Raw records
****************
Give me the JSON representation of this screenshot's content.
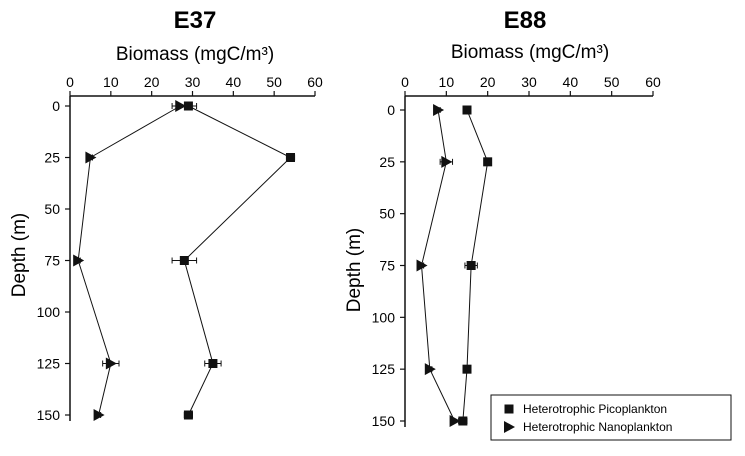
{
  "chart_data": [
    {
      "type": "line",
      "title": "E37",
      "xlabel": "Biomass (mgC/m³)",
      "ylabel": "Depth (m)",
      "xlim": [
        0,
        60
      ],
      "ylim": [
        0,
        150
      ],
      "y_reversed": true,
      "xticks": [
        0,
        10,
        20,
        30,
        40,
        50,
        60
      ],
      "yticks": [
        0,
        25,
        50,
        75,
        100,
        125,
        150
      ],
      "x_axis_position": "top",
      "grid": false,
      "series": [
        {
          "name": "Heterotrophic Picoplankton",
          "marker": "square",
          "points": [
            {
              "depth": 0,
              "value": 29
            },
            {
              "depth": 25,
              "value": 54
            },
            {
              "depth": 75,
              "value": 28
            },
            {
              "depth": 125,
              "value": 35
            },
            {
              "depth": 150,
              "value": 29
            }
          ],
          "error": [
            2,
            1,
            3,
            2,
            1
          ]
        },
        {
          "name": "Heterotrophic Nanoplankton",
          "marker": "triangle",
          "points": [
            {
              "depth": 0,
              "value": 27
            },
            {
              "depth": 25,
              "value": 5
            },
            {
              "depth": 75,
              "value": 2
            },
            {
              "depth": 125,
              "value": 10
            },
            {
              "depth": 150,
              "value": 7
            }
          ],
          "error": [
            2,
            0.5,
            0.5,
            2,
            0.5
          ]
        }
      ]
    },
    {
      "type": "line",
      "title": "E88",
      "xlabel": "Biomass (mgC/m³)",
      "ylabel": "Depth (m)",
      "xlim": [
        0,
        60
      ],
      "ylim": [
        0,
        150
      ],
      "y_reversed": true,
      "xticks": [
        0,
        10,
        20,
        30,
        40,
        50,
        60
      ],
      "yticks": [
        0,
        25,
        50,
        75,
        100,
        125,
        150
      ],
      "x_axis_position": "top",
      "grid": false,
      "legend": "bottom-right",
      "series": [
        {
          "name": "Heterotrophic Picoplankton",
          "marker": "square",
          "points": [
            {
              "depth": 0,
              "value": 15
            },
            {
              "depth": 25,
              "value": 20
            },
            {
              "depth": 75,
              "value": 16
            },
            {
              "depth": 125,
              "value": 15
            },
            {
              "depth": 150,
              "value": 14
            }
          ],
          "error": [
            0.5,
            0.5,
            1.5,
            0.5,
            1
          ]
        },
        {
          "name": "Heterotrophic Nanoplankton",
          "marker": "triangle",
          "points": [
            {
              "depth": 0,
              "value": 8
            },
            {
              "depth": 25,
              "value": 10
            },
            {
              "depth": 75,
              "value": 4
            },
            {
              "depth": 125,
              "value": 6
            },
            {
              "depth": 150,
              "value": 12
            }
          ],
          "error": [
            0.5,
            1.5,
            0.5,
            0.5,
            1
          ]
        }
      ]
    }
  ]
}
****************
Work to do
Each record should be quoted exactly, with the images omitted.

The output
Give me the JSON representation of this screenshot's content.
{
  "chart_data": [
    {
      "type": "line",
      "title": "E37",
      "xlabel": "Biomass (mgC/m³)",
      "ylabel": "Depth (m)",
      "xlim": [
        0,
        60
      ],
      "ylim": [
        0,
        150
      ],
      "y_reversed": true,
      "xticks": [
        0,
        10,
        20,
        30,
        40,
        50,
        60
      ],
      "yticks": [
        0,
        25,
        50,
        75,
        100,
        125,
        150
      ],
      "x_axis_position": "top",
      "grid": false,
      "series": [
        {
          "name": "Heterotrophic Picoplankton",
          "marker": "square",
          "points": [
            {
              "depth": 0,
              "value": 29
            },
            {
              "depth": 25,
              "value": 54
            },
            {
              "depth": 75,
              "value": 28
            },
            {
              "depth": 125,
              "value": 35
            },
            {
              "depth": 150,
              "value": 29
            }
          ],
          "error": [
            2,
            1,
            3,
            2,
            1
          ]
        },
        {
          "name": "Heterotrophic Nanoplankton",
          "marker": "triangle",
          "points": [
            {
              "depth": 0,
              "value": 27
            },
            {
              "depth": 25,
              "value": 5
            },
            {
              "depth": 75,
              "value": 2
            },
            {
              "depth": 125,
              "value": 10
            },
            {
              "depth": 150,
              "value": 7
            }
          ],
          "error": [
            2,
            0.5,
            0.5,
            2,
            0.5
          ]
        }
      ]
    },
    {
      "type": "line",
      "title": "E88",
      "xlabel": "Biomass (mgC/m³)",
      "ylabel": "Depth (m)",
      "xlim": [
        0,
        60
      ],
      "ylim": [
        0,
        150
      ],
      "y_reversed": true,
      "xticks": [
        0,
        10,
        20,
        30,
        40,
        50,
        60
      ],
      "yticks": [
        0,
        25,
        50,
        75,
        100,
        125,
        150
      ],
      "x_axis_position": "top",
      "grid": false,
      "legend": "bottom-right",
      "series": [
        {
          "name": "Heterotrophic Picoplankton",
          "marker": "square",
          "points": [
            {
              "depth": 0,
              "value": 15
            },
            {
              "depth": 25,
              "value": 20
            },
            {
              "depth": 75,
              "value": 16
            },
            {
              "depth": 125,
              "value": 15
            },
            {
              "depth": 150,
              "value": 14
            }
          ],
          "error": [
            0.5,
            0.5,
            1.5,
            0.5,
            1
          ]
        },
        {
          "name": "Heterotrophic Nanoplankton",
          "marker": "triangle",
          "points": [
            {
              "depth": 0,
              "value": 8
            },
            {
              "depth": 25,
              "value": 10
            },
            {
              "depth": 75,
              "value": 4
            },
            {
              "depth": 125,
              "value": 6
            },
            {
              "depth": 150,
              "value": 12
            }
          ],
          "error": [
            0.5,
            1.5,
            0.5,
            0.5,
            1
          ]
        }
      ]
    }
  ]
}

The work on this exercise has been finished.